■ **Problem requirements**: Translate this sentence from the interview with Dr. Amin Hajitou into Spanish: "These bacteria viruses are really incredible because they only detect, infect and kill bacteria."

Featured academics: Dr. Amin Hajitou
5 minutes with...
1. Tell us about your research in a nutshell.
If we start from the beginning, I have always been interested in finding new treatments for cancers. However, from a scientific point of view existing therapies are inefficient, with only a small amount ending up in tumours. Most of the treatment ends up all over the rest of the body, which is obviously detrimental to the health of existing tissues.
We needed to find a way to deliver technologies that don’t live in these healthy tissues to spare them and so my career has focussed on using particles to better target tumours and, eventually, I started working with bacteriophage, a type of bacterial virus. These bacteria viruses are really incredible because they only detect, infect and kill bacteria. They are safe because they don’t infect healthy human tissues and we can engineer them to make them selective. To make them selective, we used receptors specifically expressed in cancers - but not in the healthy tissues - and guided the bacteriophage towards those receptors.
Our technologies were adopted by the National Cancer Institute (NCI) in the USA, and they used our bacteriophage viruses to deliver cytokine genes to treat spontaneous cancers in dogs – people’s beloved pets. In one dog there was a tumour of 14cm, which disappeared completely during the treatment! So, it was quite good.
In the last three years, we began to have interest from pharma companies for the application of our viruses. We also started a collaboration with the gene therapy community because, despite extensive research there doesn’t exist highly effective targeted gene therapies in this area. There is a particular problem in delivering traditional gene therapy through the systemic circulation, while our bacteriophages can be successfully delivered through the systemic circulation to target the tumours. In addition, the use of our bacteria viruses brings down the cost of therapies significantly.
2. Why does your research matter?
The treatment of tumours is extremely important, with a significant amount of society’s resources already being dedicated to finding solutions. My group’s research contributes 5 key potential advances:
- The technology is highly targeted to cancer, therefore significantly more efficient
- The use of bacteria viruses can bring down the cost of therapies significantly. This is especially obvious in comparison to traditional gene therapy, which can become very expensive once you move outside the lab, and potentially most important for treatments with potential commercial applications.
- We showed that repeated treatments with our viruses can stay active past 8 weeks. It’s currently often difficult to repeat treatment with existing viral therapies.
- We can produce viruses at very high titers. This means scaling up production is possible with our viruses – which we proved in the NCI dog trials.
- Using our viruses intravenously has the advantage of targeting both primary tumours and metastases.
We are currently aiming to enter clinical trials and achieve positive results before 2020 with products being adopted into mainstream healthcare after that.
3. Who/what sectors would be interested in hearing more about your research?
- Immuno-oncology R&D teams;
- Gene therapy, in general.
- Brain tumour researchers specifically;
The viruses we use have a natural ability to cross the blood brain barrier, which is necessary for targeted delivery of therapies in the brain. Currently glioblastomas, the most aggressive tumours of the central nervous system, and the least responsive to intervention, lead to death in a disproportionate number of patients under 40 years old. Also, there is no treatment in children with some types of brain tumours (namely diffuse intrinsic pontine gliomas or DIPG). My research group has been funded by Children with Cancer UK, Brain Tumour Research Campaign and the Medical Research Council to progress our technologies in this field, something that’s urgently needed.

■ **Supplied records**:
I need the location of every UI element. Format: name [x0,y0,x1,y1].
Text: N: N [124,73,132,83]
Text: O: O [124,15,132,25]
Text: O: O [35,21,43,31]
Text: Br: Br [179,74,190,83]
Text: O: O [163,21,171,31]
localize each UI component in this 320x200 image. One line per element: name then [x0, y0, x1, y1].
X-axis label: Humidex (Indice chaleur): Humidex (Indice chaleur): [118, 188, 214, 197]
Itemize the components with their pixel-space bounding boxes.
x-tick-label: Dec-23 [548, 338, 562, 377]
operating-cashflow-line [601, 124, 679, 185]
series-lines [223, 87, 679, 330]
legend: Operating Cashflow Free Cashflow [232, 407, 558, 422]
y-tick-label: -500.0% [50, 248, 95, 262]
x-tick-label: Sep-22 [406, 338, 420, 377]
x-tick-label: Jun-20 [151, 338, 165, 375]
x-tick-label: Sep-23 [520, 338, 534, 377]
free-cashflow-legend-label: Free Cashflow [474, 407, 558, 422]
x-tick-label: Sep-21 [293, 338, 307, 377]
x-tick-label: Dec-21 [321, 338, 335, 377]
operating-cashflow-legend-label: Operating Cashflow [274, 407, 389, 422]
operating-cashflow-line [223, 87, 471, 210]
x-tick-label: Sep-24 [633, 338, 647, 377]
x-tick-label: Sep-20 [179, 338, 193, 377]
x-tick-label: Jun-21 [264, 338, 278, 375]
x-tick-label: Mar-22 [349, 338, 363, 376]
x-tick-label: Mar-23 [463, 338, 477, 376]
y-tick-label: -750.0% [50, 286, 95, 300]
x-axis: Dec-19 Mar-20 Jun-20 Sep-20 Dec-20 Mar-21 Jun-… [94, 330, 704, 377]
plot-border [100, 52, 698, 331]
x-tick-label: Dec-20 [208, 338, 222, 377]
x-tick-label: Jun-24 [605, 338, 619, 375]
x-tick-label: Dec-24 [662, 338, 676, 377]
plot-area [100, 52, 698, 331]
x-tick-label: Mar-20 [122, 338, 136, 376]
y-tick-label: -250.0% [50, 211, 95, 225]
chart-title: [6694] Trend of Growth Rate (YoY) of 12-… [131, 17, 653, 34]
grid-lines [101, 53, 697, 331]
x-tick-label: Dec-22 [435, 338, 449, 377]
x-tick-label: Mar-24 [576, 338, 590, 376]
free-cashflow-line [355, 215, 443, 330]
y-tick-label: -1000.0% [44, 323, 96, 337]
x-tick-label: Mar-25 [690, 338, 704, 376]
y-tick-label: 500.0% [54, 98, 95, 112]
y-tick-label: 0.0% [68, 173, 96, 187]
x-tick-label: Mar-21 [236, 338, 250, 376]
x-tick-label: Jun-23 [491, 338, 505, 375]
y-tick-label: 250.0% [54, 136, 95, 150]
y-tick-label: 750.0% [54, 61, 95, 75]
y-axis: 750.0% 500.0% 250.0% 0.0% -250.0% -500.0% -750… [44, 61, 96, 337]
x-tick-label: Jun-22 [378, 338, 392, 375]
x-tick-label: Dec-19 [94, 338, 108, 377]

■ **Result for this task**: Estos virus bacterianos son realmente increíbles porque solo detectan, infectan y matan bacterias.